## Begin Information supplied

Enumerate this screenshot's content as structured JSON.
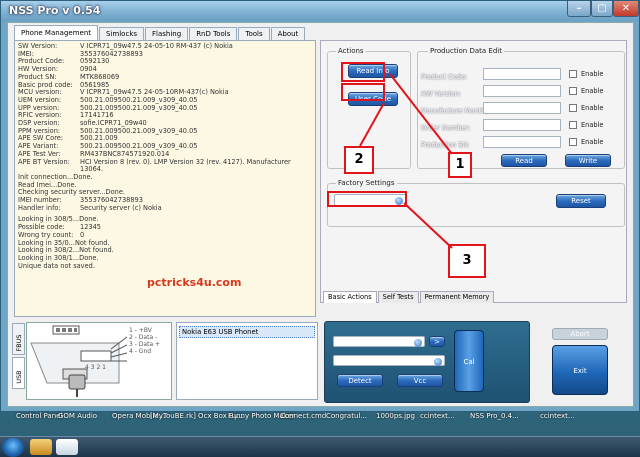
{
  "window": {
    "title": "NSS Pro v 0.54"
  },
  "top_tabs": [
    "Phone Management",
    "Simlocks",
    "Flashing",
    "RnD Tools",
    "Tools",
    "About"
  ],
  "info_rows": [
    {
      "k": "SW Version:",
      "v": "V ICPR71_09w47.5 24-05-10 RM-437 (c) Nokia"
    },
    {
      "k": "IMEI:",
      "v": "355376042738893"
    },
    {
      "k": "Product Code:",
      "v": "0592130"
    },
    {
      "k": "HW Version:",
      "v": "0904"
    },
    {
      "k": "Product SN:",
      "v": "MTK868069"
    },
    {
      "k": "Basic prod code:",
      "v": "0561985"
    },
    {
      "k": "MCU version:",
      "v": "V ICPR71_09w47.5 24-05-10RM-437(c) Nokia"
    },
    {
      "k": "UEM version:",
      "v": "500.21.009500.21.009_v309_40.05"
    },
    {
      "k": "UPP version:",
      "v": "500.21.009500.21.009_v309_40.05"
    },
    {
      "k": "RFIC version:",
      "v": "17141716"
    },
    {
      "k": "DSP version:",
      "v": "sofie.ICPR71_09w40"
    },
    {
      "k": "PPM version:",
      "v": "500.21.009500.21.009_v309_40.05"
    },
    {
      "k": "APE SW Core:",
      "v": "500.21.009"
    },
    {
      "k": "APE Variant:",
      "v": "500.21.009500.21.009_v309_40.05"
    },
    {
      "k": "APE Test Ver:",
      "v": "RM437BNC874571920.014"
    },
    {
      "k": "APE BT Version:",
      "v": "HCI Version 8 (rev. 0). LMP Version 32 (rev. 4127). Manufacturer 13064."
    }
  ],
  "log_block_1": [
    "Init connection...Done.",
    "Read Imei...Done.",
    "Checking security server...Done."
  ],
  "imei_row": {
    "k": "IMEI number:",
    "v": "355376042738893"
  },
  "handler_row": {
    "k": "Handler info:",
    "v": "Security server (c) Nokia"
  },
  "log_block_2": [
    {
      "k": "Looking in 308/5...Done.",
      "v": ""
    },
    {
      "k": "Possible code:",
      "v": "12345"
    },
    {
      "k": "Wrong try count:",
      "v": "0"
    },
    {
      "k": "Looking in 35/0...Not found.",
      "v": ""
    },
    {
      "k": "Looking in 308/2...Not found.",
      "v": ""
    },
    {
      "k": "Looking in 308/1...Done.",
      "v": ""
    },
    {
      "k": "Unique data not saved.",
      "v": ""
    }
  ],
  "watermark": "pctricks4u.com",
  "actions": {
    "title": "Actions",
    "read_info": "Read Info",
    "user_code": "User Code"
  },
  "production": {
    "title": "Production Data Edit",
    "fields": [
      "Product Code:",
      "HW Version:",
      "Manufacture Month:",
      "Order Number:",
      "Production SN:"
    ],
    "enable_label": "Enable",
    "read": "Read",
    "write": "Write"
  },
  "factory": {
    "title": "Factory Settings",
    "reset": "Reset"
  },
  "bottom_tabs": [
    "Basic Actions",
    "Self Tests",
    "Permanent Memory"
  ],
  "side_tabs": [
    "FBUS",
    "USB"
  ],
  "pins": [
    "1 - +BV",
    "2 - Data -",
    "3 - Data +",
    "4 - Gnd"
  ],
  "phone_list": [
    "Nokia E63 USB Phonet"
  ],
  "controls": {
    "arrow_button": ">",
    "detect": "Detect",
    "vcc": "Vcc",
    "cal": "Cal"
  },
  "abort": "Abort",
  "exit": "Exit",
  "annotations": [
    "1",
    "2",
    "3"
  ],
  "desktop_labels": [
    "Control Panel",
    "GOM Audio",
    "Opera Mobile...",
    "[MyTouBE.rk] Ocx Box By...",
    "Funny Photo Maker",
    "Connect.cmd",
    "Congratul...",
    "1000ps.jpg",
    "ccintext...",
    "NSS Pro_0.4...",
    "ccintext..."
  ],
  "colors": {
    "annotation": "#e0141a",
    "button_blue": "#2c6bbd",
    "watermark": "#d63a1e"
  }
}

## End Information supplied

Repeat the material above in full and exactly, apart from the pictures.

Enumerate this screenshot's content as structured JSON.
{
  "window": {
    "title": "NSS Pro v 0.54"
  },
  "top_tabs": [
    "Phone Management",
    "Simlocks",
    "Flashing",
    "RnD Tools",
    "Tools",
    "About"
  ],
  "info_rows": [
    {
      "k": "SW Version:",
      "v": "V ICPR71_09w47.5 24-05-10 RM-437 (c) Nokia"
    },
    {
      "k": "IMEI:",
      "v": "355376042738893"
    },
    {
      "k": "Product Code:",
      "v": "0592130"
    },
    {
      "k": "HW Version:",
      "v": "0904"
    },
    {
      "k": "Product SN:",
      "v": "MTK868069"
    },
    {
      "k": "Basic prod code:",
      "v": "0561985"
    },
    {
      "k": "MCU version:",
      "v": "V ICPR71_09w47.5 24-05-10RM-437(c) Nokia"
    },
    {
      "k": "UEM version:",
      "v": "500.21.009500.21.009_v309_40.05"
    },
    {
      "k": "UPP version:",
      "v": "500.21.009500.21.009_v309_40.05"
    },
    {
      "k": "RFIC version:",
      "v": "17141716"
    },
    {
      "k": "DSP version:",
      "v": "sofie.ICPR71_09w40"
    },
    {
      "k": "PPM version:",
      "v": "500.21.009500.21.009_v309_40.05"
    },
    {
      "k": "APE SW Core:",
      "v": "500.21.009"
    },
    {
      "k": "APE Variant:",
      "v": "500.21.009500.21.009_v309_40.05"
    },
    {
      "k": "APE Test Ver:",
      "v": "RM437BNC874571920.014"
    },
    {
      "k": "APE BT Version:",
      "v": "HCI Version 8 (rev. 0). LMP Version 32 (rev. 4127). Manufacturer 13064."
    }
  ],
  "log_block_1": [
    "Init connection...Done.",
    "Read Imei...Done.",
    "Checking security server...Done."
  ],
  "imei_row": {
    "k": "IMEI number:",
    "v": "355376042738893"
  },
  "handler_row": {
    "k": "Handler info:",
    "v": "Security server (c) Nokia"
  },
  "log_block_2": [
    {
      "k": "Looking in 308/5...Done.",
      "v": ""
    },
    {
      "k": "Possible code:",
      "v": "12345"
    },
    {
      "k": "Wrong try count:",
      "v": "0"
    },
    {
      "k": "Looking in 35/0...Not found.",
      "v": ""
    },
    {
      "k": "Looking in 308/2...Not found.",
      "v": ""
    },
    {
      "k": "Looking in 308/1...Done.",
      "v": ""
    },
    {
      "k": "Unique data not saved.",
      "v": ""
    }
  ],
  "watermark": "pctricks4u.com",
  "actions": {
    "title": "Actions",
    "read_info": "Read Info",
    "user_code": "User Code"
  },
  "production": {
    "title": "Production Data Edit",
    "fields": [
      "Product Code:",
      "HW Version:",
      "Manufacture Month:",
      "Order Number:",
      "Production SN:"
    ],
    "enable_label": "Enable",
    "read": "Read",
    "write": "Write"
  },
  "factory": {
    "title": "Factory Settings",
    "reset": "Reset"
  },
  "bottom_tabs": [
    "Basic Actions",
    "Self Tests",
    "Permanent Memory"
  ],
  "side_tabs": [
    "FBUS",
    "USB"
  ],
  "pins": [
    "1 - +BV",
    "2 - Data -",
    "3 - Data +",
    "4 - Gnd"
  ],
  "phone_list": [
    "Nokia E63 USB Phonet"
  ],
  "controls": {
    "arrow_button": ">",
    "detect": "Detect",
    "vcc": "Vcc",
    "cal": "Cal"
  },
  "abort": "Abort",
  "exit": "Exit",
  "annotations": [
    "1",
    "2",
    "3"
  ],
  "desktop_labels": [
    "Control Panel",
    "GOM Audio",
    "Opera Mobile...",
    "[MyTouBE.rk] Ocx Box By...",
    "Funny Photo Maker",
    "Connect.cmd",
    "Congratul...",
    "1000ps.jpg",
    "ccintext...",
    "NSS Pro_0.4...",
    "ccintext..."
  ],
  "colors": {
    "annotation": "#e0141a",
    "button_blue": "#2c6bbd",
    "watermark": "#d63a1e"
  }
}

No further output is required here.